[Start Passage shown]
World Pictures of Cosmas-4
Much of the tone of medieval European cartography and geography is reflected and exemplified by the work of Cosmas of Alexandria (later being conferred with the honorary surname of Indicopleustes, i.e., the "Indian - sailor"). During this time cartography was heavily "Christianized" as evidenced by the many religious themes and references incorporated in and even dominating many of the surviving maps from the Middle Ages. The rejecting of 'classical' geography and the impetus and rationale for this theocratic trend, while not originating with Cosmas, was synthesized and exaggerated in his works. Both philosophically and cartographically Cosmas' ideas were strictly dictated by his literal interpretation of the Bible. Cosmas' personal history, however, is rather contradictory to his later narrow interpretation of geography because he was originally a traveling merchant by profession. He claimed to have sailed the Red Sea and the Indian Ocean, trading at the market places of Abyssinia and Socotia, western India and Ceylon, among others. This extensive travel can be substantiated through examination of his detailed description of these areas. As a climax to this unusually broad and worldly experience Cosmas embraced Christianity, going so far as to become a religious monk to demonstrate the depth of his conversion. It has been estimated that between the years of 535 and 548 A.D., in the solitude of a Sinai cloister, Cosmas wrote, besides his memoirs, an explanation of the universe entitled Topographia Christiana [Christian Topography].
Unfortunately, the book which he devoted to a description of countries, and which would have revealed his fine powers of observation, has not survived, like all of his other works - his Astronomical Tables, Commentaries on the Psalms, on the Song of Songs, and on the Gospels. Some of his geographic descriptions are to be found as part of the Topographia , and a few fragments of the above writings do exist.
The Christian Topography has been preserved in two copies: one a parchment manuscript of the 10th century belonging to the Laurentian Library in Florence, and containing the whole work except the last leaf; the other, a very fine unical manuscript of the 8th or 9th century, belonging to the Vatican Library, and containing sketches drawn by Cosmas himself, but wanting entirely the twelfth book, which is the last. There is, besides, in the Imperial Library in Vienna, a Cosmas manuscript, but this contains only a few leaves of the Topography. This treatise, completed around 547 A.D., remained rather obscure until 1706 when it was first published in its entirety (the Florentine codex collated with that of the Vatican) by a Benedictine monk, Father Montfaucon, as part of a larger work entitled Nova Collectio Patrum et Scriptorum Graecorum.
The Christian Topography contains references to nearly seventy authorities selected from among philosophers, historians, travellers, doctors of the Church, soldiers, and statesmen. Comas' primary objective and motivation in writing the treatise was to discredit the "false and heathen doctrine of a spherical earth". This he accomplishes with reprehensible religious zeal in the first book [chapter]. In order to disprove the pagan writers with such stature as Plato, Aristotle, Strabo, Pythagoras, Eudoxus, Pytheas of Marseilles, Ptolemy, Eratosthenes, and many others, Cosmas used two very effective weapons: the words of God and "common sense".
[End Passage shown]
= Prompt a =
Retype the records from their first line through the line that contains "mcds-result-item[interactable]: ORC1 [19, 671, 378, 687]", including both of those lines.
[Start Excerpted data]
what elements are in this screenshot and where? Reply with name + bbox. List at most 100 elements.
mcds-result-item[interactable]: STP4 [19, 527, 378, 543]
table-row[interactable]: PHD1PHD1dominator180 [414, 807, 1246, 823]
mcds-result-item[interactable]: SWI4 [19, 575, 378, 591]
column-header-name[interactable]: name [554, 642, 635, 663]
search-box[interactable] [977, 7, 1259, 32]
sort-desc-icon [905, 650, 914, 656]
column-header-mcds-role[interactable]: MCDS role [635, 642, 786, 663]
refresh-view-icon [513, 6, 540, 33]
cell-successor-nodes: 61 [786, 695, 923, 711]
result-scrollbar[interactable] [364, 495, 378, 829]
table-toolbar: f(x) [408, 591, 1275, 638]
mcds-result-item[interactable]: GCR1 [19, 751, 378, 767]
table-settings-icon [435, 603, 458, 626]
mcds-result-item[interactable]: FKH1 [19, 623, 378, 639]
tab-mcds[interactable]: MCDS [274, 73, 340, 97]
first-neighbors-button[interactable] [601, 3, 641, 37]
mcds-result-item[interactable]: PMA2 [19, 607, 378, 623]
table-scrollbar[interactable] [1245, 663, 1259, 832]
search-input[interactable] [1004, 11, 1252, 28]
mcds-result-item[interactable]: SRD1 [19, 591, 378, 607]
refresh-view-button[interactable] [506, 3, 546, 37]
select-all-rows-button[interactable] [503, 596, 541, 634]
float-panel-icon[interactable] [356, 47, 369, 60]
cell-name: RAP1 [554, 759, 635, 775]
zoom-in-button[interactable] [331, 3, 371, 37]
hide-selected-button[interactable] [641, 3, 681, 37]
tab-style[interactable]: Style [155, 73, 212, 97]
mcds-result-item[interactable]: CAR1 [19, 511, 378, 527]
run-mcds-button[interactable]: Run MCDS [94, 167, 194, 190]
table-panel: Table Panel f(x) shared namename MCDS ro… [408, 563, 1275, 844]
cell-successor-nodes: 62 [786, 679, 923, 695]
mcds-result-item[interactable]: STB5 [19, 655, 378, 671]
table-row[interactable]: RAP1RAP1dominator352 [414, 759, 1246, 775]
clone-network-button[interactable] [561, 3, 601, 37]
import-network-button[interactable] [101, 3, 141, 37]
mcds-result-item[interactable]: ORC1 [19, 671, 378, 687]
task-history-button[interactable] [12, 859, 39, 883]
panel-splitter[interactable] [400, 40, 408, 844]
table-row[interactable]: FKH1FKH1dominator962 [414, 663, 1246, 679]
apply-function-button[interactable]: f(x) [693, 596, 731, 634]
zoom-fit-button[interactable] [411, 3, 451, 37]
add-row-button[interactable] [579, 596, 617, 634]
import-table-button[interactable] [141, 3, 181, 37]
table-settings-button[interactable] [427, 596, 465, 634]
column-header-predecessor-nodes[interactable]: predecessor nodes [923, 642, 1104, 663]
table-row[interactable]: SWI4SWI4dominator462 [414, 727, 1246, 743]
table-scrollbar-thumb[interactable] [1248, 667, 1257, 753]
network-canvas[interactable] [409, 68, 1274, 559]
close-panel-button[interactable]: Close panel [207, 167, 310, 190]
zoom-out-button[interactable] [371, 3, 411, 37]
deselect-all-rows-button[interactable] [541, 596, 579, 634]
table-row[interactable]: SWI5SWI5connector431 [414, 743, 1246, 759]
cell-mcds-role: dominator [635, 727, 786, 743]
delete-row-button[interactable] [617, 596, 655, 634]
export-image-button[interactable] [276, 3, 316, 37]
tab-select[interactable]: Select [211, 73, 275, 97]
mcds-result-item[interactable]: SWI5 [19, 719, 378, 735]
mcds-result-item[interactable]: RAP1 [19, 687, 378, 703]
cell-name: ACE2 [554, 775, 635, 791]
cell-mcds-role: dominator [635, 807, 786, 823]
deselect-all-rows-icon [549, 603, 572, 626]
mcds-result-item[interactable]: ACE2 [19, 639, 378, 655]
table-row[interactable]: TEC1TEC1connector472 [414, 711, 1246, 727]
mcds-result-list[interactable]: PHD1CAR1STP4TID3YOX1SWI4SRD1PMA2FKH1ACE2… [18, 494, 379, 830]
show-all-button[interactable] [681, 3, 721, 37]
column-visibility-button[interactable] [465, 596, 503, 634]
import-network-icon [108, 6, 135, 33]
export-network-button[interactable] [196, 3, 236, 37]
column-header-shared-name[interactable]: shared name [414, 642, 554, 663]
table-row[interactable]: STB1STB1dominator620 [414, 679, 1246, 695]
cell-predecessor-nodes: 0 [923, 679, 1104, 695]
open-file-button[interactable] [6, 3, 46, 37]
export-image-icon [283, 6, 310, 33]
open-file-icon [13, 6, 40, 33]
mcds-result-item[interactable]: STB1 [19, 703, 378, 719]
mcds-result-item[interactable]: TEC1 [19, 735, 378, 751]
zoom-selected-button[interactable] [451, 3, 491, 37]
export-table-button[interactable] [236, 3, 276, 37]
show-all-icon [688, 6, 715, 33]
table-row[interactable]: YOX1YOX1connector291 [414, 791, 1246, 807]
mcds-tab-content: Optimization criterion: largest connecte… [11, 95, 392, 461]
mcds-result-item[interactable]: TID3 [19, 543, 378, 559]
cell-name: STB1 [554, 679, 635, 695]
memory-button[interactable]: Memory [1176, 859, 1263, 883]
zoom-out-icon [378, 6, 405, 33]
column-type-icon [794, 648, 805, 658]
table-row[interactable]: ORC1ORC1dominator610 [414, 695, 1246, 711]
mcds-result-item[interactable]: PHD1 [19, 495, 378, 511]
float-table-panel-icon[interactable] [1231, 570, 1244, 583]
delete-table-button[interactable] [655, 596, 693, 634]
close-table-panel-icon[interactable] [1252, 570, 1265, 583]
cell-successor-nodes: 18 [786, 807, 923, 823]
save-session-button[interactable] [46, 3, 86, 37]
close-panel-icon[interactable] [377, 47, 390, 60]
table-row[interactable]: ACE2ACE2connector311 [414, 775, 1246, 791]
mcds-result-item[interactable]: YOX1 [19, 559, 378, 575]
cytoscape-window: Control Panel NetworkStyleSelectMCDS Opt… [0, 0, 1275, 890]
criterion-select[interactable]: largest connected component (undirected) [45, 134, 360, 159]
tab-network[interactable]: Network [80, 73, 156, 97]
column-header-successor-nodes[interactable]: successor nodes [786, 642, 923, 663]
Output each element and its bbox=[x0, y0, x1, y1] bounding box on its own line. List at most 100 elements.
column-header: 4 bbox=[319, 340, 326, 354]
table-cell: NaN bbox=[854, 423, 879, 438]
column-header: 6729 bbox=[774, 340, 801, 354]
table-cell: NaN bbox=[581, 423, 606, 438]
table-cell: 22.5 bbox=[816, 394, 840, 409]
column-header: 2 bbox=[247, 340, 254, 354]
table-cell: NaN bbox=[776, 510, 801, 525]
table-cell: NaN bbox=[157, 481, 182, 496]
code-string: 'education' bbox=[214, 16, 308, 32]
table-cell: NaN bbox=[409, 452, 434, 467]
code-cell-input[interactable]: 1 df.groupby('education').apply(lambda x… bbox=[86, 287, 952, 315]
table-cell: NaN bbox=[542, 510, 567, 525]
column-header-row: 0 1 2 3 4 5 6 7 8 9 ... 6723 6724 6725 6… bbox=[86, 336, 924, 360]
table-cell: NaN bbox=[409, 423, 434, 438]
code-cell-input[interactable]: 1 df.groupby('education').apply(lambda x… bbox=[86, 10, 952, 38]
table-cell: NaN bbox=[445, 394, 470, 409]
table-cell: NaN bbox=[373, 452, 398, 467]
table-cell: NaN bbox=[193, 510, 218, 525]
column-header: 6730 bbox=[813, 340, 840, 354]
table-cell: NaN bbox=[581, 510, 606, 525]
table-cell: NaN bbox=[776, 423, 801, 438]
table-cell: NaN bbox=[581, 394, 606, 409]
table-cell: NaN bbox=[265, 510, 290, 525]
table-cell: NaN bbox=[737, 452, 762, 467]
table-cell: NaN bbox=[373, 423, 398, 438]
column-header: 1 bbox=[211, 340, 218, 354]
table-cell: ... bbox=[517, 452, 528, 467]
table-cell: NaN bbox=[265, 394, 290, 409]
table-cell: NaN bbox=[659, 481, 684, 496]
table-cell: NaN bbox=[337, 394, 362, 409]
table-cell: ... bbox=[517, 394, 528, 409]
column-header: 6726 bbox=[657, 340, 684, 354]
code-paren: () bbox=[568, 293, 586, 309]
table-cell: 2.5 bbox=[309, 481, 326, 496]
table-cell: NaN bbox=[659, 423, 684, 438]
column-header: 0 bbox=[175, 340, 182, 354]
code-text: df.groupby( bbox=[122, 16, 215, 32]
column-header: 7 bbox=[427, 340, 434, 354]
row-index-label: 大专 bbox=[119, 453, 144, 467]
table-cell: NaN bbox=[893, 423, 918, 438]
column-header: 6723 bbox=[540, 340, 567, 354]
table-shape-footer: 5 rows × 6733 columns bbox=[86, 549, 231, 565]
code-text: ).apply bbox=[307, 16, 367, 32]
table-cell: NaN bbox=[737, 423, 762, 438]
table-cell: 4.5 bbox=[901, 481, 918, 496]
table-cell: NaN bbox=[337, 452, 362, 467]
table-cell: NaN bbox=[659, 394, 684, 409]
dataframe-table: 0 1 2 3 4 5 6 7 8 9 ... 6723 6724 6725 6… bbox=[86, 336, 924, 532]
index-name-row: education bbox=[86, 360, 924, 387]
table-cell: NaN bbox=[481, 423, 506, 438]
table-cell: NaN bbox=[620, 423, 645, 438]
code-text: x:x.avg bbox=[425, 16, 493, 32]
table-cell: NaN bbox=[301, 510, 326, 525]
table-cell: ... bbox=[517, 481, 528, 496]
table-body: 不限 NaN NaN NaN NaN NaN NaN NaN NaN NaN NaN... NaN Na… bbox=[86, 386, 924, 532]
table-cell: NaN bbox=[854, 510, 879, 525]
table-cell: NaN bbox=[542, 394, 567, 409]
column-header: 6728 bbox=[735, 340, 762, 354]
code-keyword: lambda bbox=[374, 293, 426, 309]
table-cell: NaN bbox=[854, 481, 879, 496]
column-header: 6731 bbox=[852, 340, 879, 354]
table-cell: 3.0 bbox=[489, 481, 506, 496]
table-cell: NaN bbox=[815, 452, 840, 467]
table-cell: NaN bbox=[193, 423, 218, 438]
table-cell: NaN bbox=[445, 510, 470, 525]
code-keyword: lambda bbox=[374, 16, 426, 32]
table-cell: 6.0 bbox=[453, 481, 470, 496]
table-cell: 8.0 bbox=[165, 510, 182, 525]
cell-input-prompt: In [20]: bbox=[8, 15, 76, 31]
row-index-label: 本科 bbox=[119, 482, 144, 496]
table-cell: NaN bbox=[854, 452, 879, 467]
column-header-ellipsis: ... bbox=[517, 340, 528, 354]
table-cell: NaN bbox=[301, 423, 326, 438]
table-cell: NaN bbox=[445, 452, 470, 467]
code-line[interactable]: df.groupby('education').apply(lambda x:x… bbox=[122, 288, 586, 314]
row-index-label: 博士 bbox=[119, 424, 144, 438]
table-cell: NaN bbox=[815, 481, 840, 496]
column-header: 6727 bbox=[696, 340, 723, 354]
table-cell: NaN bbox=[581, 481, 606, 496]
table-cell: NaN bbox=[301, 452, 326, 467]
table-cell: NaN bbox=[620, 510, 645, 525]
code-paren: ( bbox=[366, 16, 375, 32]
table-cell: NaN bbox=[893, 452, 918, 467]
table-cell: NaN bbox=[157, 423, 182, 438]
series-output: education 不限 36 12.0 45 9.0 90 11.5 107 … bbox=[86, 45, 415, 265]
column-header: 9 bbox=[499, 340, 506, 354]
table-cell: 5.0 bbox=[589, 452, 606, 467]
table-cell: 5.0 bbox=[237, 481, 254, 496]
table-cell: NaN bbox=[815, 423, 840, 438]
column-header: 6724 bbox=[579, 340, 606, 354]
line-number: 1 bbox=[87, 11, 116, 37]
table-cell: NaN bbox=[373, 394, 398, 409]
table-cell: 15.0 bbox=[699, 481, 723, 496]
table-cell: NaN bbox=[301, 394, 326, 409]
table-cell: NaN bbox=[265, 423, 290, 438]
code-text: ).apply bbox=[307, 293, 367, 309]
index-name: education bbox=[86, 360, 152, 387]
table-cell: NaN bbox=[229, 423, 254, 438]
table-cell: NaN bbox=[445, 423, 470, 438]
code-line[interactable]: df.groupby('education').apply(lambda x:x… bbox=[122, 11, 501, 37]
[End Excerpted data]
= Prompt b =
Answer these questions from the passage on Cosmas:
(i) What was Cosmas's profession before he became a monk?
(ii) Which library holds the 10th-century parchment manuscript of the Christian Topography?
(iii) In what year was the Christian Topography first published in its entirety?

= Exercise result a =
what elements are in this screenshot and where? Reply with name + bbox. List at most 100 elements.
mcds-result-item[interactable]: STP4 [19, 527, 378, 543]
table-row[interactable]: PHD1PHD1dominator180 [414, 807, 1246, 823]
mcds-result-item[interactable]: SWI4 [19, 575, 378, 591]
column-header-name[interactable]: name [554, 642, 635, 663]
search-box[interactable] [977, 7, 1259, 32]
sort-desc-icon [905, 650, 914, 656]
column-header-mcds-role[interactable]: MCDS role [635, 642, 786, 663]
refresh-view-icon [513, 6, 540, 33]
cell-successor-nodes: 61 [786, 695, 923, 711]
result-scrollbar[interactable] [364, 495, 378, 829]
table-toolbar: f(x) [408, 591, 1275, 638]
mcds-result-item[interactable]: GCR1 [19, 751, 378, 767]
table-settings-icon [435, 603, 458, 626]
mcds-result-item[interactable]: FKH1 [19, 623, 378, 639]
tab-mcds[interactable]: MCDS [274, 73, 340, 97]
first-neighbors-button[interactable] [601, 3, 641, 37]
mcds-result-item[interactable]: PMA2 [19, 607, 378, 623]
table-scrollbar[interactable] [1245, 663, 1259, 832]
search-input[interactable] [1004, 11, 1252, 28]
mcds-result-item[interactable]: SRD1 [19, 591, 378, 607]
refresh-view-button[interactable] [506, 3, 546, 37]
select-all-rows-button[interactable] [503, 596, 541, 634]
float-panel-icon[interactable] [356, 47, 369, 60]
cell-name: RAP1 [554, 759, 635, 775]
zoom-in-button[interactable] [331, 3, 371, 37]
hide-selected-button[interactable] [641, 3, 681, 37]
tab-style[interactable]: Style [155, 73, 212, 97]
mcds-result-item[interactable]: CAR1 [19, 511, 378, 527]
run-mcds-button[interactable]: Run MCDS [94, 167, 194, 190]
table-panel: Table Panel f(x) shared namename MCDS ro… [408, 563, 1275, 844]
cell-successor-nodes: 62 [786, 679, 923, 695]
mcds-result-item[interactable]: STB5 [19, 655, 378, 671]
table-row[interactable]: RAP1RAP1dominator352 [414, 759, 1246, 775]
clone-network-button[interactable] [561, 3, 601, 37]
import-network-button[interactable] [101, 3, 141, 37]
mcds-result-item[interactable]: ORC1 [19, 671, 378, 687]

= Exercise result b =
(i) He was a traveling merchant.
(ii) The Laurentian Library in Florence.
(iii) 1706.